**DO THIS**: Filter the data for lines with the word "kanssa", then copy every line so identified.

BEGIN PROVIDED RECORDS

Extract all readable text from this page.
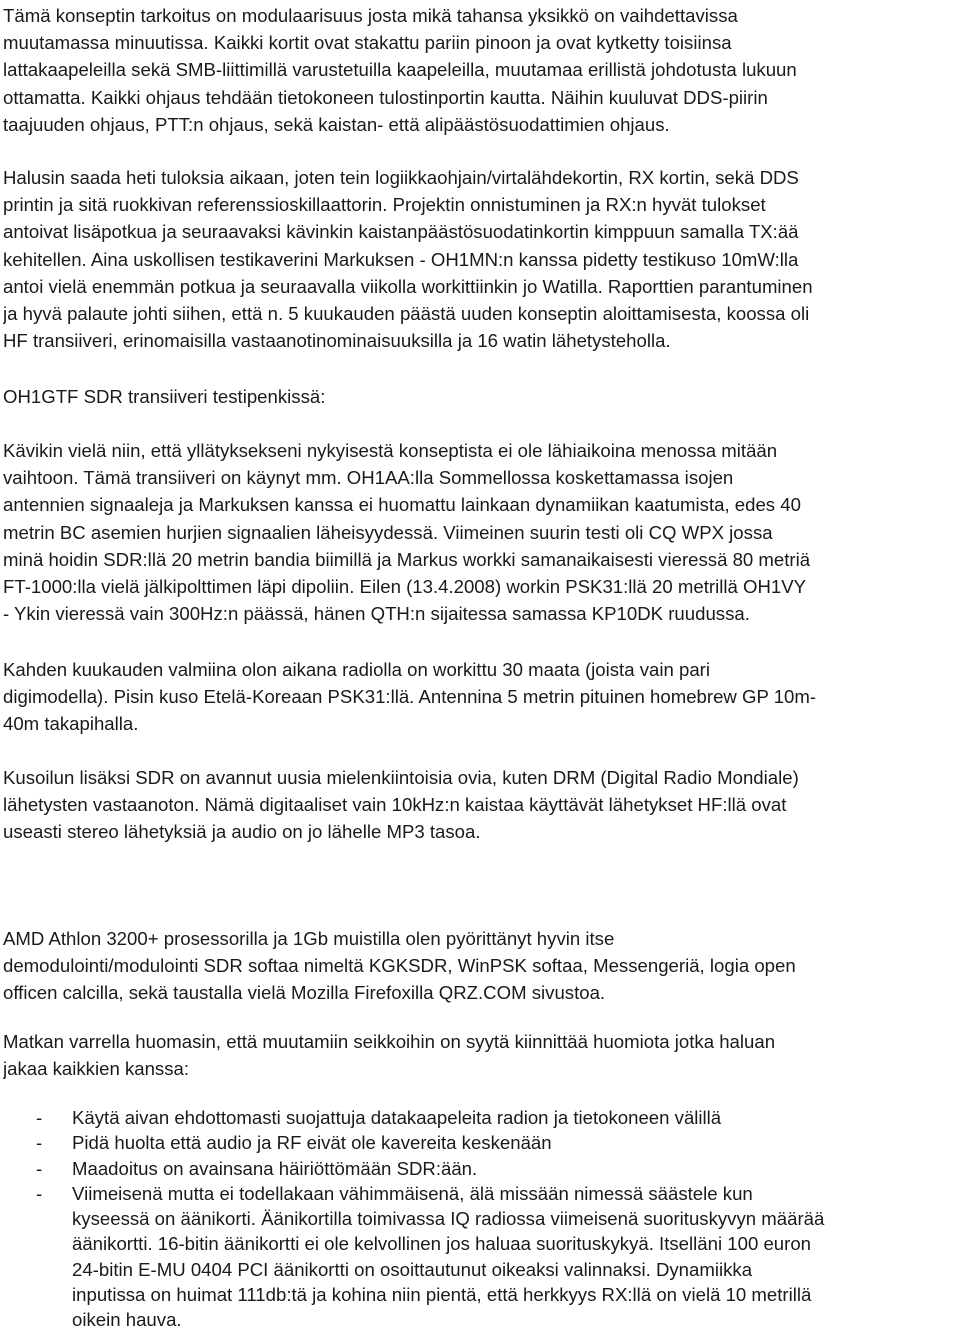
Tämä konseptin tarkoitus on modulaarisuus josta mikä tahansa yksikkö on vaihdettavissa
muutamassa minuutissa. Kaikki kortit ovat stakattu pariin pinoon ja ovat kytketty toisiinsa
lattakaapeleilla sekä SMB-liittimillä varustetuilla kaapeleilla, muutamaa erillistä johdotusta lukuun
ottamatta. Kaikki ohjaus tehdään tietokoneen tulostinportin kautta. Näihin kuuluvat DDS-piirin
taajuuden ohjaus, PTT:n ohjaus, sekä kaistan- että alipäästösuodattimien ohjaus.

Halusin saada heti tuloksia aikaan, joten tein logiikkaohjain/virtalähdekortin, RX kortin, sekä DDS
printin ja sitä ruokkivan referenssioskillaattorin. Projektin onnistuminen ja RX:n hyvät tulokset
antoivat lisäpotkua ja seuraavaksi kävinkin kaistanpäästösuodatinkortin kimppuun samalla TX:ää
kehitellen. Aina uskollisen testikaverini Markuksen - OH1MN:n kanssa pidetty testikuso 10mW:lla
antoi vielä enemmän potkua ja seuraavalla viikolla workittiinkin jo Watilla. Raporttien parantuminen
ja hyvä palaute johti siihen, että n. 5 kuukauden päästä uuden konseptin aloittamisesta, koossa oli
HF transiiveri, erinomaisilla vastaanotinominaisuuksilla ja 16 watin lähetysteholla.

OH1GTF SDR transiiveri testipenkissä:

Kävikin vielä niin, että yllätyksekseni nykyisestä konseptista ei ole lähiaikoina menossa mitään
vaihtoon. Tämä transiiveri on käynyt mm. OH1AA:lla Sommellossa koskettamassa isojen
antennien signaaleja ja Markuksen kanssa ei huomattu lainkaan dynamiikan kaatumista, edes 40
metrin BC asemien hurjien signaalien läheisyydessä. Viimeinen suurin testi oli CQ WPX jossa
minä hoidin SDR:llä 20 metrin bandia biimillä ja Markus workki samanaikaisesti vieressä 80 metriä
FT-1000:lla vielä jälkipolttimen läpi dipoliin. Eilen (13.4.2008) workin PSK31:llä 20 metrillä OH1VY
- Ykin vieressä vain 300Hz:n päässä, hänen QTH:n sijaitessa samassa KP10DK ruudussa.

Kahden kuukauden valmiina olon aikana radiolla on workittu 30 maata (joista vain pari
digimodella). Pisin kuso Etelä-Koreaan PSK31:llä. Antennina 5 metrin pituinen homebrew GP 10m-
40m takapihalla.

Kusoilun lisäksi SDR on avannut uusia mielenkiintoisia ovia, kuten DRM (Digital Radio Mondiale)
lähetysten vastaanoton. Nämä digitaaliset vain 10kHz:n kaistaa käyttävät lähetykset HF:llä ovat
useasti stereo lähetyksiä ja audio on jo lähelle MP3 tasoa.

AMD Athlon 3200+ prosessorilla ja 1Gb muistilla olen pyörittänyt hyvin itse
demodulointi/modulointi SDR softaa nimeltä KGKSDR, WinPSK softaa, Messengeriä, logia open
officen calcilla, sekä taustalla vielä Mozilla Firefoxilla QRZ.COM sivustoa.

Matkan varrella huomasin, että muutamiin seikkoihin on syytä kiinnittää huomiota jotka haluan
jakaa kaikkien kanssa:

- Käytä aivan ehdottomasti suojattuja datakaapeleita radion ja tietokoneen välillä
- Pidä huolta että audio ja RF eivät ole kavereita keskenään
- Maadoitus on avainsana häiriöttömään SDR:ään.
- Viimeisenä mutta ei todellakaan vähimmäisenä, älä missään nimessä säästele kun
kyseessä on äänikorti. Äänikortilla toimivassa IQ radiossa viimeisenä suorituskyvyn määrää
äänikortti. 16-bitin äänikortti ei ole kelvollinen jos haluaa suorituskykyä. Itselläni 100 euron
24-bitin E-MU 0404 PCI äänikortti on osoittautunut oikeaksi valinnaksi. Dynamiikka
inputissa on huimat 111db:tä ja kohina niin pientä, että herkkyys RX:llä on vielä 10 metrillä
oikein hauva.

END PROVIDED RECORDS
BEGIN PROVIDED RECORDS

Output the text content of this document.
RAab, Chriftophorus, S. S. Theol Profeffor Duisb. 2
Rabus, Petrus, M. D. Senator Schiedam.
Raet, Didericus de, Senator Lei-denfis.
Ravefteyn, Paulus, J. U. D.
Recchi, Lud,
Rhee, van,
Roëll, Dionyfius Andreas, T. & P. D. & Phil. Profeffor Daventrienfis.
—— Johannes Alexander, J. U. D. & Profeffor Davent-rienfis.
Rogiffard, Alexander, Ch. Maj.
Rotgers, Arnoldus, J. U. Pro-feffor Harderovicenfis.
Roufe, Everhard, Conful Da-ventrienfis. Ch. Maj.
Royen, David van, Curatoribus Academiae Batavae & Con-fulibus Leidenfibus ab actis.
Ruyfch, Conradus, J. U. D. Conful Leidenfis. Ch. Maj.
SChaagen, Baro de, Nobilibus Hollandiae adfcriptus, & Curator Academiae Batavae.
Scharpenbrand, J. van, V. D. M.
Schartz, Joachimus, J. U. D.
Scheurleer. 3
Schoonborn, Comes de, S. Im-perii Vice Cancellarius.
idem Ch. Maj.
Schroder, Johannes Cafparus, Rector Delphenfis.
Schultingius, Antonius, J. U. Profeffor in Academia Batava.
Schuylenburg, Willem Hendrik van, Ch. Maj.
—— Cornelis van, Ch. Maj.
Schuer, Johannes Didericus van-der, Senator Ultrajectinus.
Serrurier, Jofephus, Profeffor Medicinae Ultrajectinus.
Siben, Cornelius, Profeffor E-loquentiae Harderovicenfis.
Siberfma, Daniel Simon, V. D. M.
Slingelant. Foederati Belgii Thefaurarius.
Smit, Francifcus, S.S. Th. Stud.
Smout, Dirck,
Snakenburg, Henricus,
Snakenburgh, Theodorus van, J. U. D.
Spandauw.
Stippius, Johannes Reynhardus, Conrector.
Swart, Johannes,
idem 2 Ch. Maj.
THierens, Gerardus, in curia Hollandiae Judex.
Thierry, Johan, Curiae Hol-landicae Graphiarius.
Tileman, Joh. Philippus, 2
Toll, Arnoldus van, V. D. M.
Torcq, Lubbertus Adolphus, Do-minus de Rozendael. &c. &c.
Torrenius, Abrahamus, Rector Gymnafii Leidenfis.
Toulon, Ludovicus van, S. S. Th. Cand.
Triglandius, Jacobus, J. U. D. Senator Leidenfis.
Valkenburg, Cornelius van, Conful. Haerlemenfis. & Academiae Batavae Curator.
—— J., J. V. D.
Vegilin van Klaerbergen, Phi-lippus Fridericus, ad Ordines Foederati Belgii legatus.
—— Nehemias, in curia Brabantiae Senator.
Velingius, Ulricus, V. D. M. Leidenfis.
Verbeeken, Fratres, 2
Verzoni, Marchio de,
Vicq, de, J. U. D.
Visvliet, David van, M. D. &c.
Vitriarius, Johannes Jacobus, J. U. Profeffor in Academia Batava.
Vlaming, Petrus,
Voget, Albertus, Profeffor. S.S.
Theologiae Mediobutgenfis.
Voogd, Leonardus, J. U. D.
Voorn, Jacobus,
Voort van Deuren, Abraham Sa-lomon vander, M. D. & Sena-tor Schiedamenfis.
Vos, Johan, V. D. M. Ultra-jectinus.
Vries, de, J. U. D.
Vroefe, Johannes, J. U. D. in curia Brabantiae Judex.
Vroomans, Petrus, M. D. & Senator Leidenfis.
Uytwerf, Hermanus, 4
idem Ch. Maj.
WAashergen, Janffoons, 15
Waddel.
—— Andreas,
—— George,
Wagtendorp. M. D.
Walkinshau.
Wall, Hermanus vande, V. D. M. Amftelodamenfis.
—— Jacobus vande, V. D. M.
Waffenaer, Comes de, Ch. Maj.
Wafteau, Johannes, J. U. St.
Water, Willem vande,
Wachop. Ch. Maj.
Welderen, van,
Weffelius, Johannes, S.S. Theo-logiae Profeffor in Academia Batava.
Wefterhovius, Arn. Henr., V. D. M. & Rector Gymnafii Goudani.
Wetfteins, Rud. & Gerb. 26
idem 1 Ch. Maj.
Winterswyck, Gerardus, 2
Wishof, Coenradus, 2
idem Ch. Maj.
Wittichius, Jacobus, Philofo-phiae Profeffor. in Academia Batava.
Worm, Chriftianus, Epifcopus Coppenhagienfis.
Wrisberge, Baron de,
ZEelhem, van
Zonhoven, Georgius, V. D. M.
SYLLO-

END PROVIDED RECORDS

**ANSWER TO THE PROBLEM**:
kehitellen. Aina uskollisen testikaverini Markuksen - OH1MN:n kanssa pidetty testikuso 10mW:lla
antennien signaaleja ja Markuksen kanssa ei huomattu lainkaan dynamiikan kaatumista, edes 40
jakaa kaikkien kanssa:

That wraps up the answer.